(Collected data entries)
==========

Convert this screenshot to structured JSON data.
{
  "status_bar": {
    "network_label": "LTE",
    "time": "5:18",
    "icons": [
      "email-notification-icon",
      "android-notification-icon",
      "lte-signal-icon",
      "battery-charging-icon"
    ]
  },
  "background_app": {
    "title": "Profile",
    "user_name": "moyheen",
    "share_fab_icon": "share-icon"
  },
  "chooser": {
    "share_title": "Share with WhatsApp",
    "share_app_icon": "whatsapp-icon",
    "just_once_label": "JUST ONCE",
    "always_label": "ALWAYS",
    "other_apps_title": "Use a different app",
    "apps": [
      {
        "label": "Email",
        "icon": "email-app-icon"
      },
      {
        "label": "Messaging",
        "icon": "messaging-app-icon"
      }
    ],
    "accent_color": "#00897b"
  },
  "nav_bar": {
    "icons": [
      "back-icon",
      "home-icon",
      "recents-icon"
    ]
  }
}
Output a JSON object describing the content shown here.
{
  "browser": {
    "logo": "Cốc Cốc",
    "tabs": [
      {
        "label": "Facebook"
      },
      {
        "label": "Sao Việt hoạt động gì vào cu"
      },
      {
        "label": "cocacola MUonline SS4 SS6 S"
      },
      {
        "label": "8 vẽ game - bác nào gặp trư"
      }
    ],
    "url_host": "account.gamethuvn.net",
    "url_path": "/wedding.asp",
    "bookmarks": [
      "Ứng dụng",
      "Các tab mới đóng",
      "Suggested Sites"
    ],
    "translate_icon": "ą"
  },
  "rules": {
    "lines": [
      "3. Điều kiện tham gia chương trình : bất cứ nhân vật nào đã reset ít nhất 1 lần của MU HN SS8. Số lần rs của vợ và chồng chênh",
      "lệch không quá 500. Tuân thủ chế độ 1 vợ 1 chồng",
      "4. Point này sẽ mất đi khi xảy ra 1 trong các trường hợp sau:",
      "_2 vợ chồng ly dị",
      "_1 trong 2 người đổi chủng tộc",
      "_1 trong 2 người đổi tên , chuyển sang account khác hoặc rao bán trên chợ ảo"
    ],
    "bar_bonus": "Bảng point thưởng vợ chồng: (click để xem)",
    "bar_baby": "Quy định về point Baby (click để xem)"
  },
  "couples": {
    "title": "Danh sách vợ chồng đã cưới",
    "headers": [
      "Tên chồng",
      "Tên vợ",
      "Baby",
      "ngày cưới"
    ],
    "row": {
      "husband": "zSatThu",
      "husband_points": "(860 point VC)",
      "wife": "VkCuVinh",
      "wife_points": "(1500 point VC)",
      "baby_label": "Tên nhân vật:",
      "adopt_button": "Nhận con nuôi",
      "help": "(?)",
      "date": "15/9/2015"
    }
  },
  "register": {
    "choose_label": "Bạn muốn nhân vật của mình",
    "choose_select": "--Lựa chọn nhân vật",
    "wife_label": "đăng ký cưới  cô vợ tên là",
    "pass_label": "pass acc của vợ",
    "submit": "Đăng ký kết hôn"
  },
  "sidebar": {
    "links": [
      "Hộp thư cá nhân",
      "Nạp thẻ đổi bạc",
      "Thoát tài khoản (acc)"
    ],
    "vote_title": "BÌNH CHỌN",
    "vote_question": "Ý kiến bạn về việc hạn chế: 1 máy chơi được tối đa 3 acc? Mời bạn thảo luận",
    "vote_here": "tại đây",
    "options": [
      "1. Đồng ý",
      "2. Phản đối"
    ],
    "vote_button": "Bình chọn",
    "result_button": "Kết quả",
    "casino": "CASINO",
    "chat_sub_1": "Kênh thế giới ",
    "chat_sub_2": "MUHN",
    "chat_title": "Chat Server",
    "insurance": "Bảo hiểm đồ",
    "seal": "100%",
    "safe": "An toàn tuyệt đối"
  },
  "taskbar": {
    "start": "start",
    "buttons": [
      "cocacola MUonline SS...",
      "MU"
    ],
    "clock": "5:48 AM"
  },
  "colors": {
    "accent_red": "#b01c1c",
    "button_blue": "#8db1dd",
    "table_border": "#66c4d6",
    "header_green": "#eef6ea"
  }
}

==========

### Written problem
Filter the records for lines holding the string "nhân". Copy each one.

### Complete answer
      "3. Điều kiện tham gia chương trình : bất cứ nhân vật nào đã reset ít nhất 1 lần của MU HN SS8. Số lần rs của vợ và chồng chênh",
      "baby_label": "Tên nhân vật:",
    "choose_label": "Bạn muốn nhân vật của mình",
    "choose_select": "--Lựa chọn nhân vật",
      "Hộp thư cá nhân",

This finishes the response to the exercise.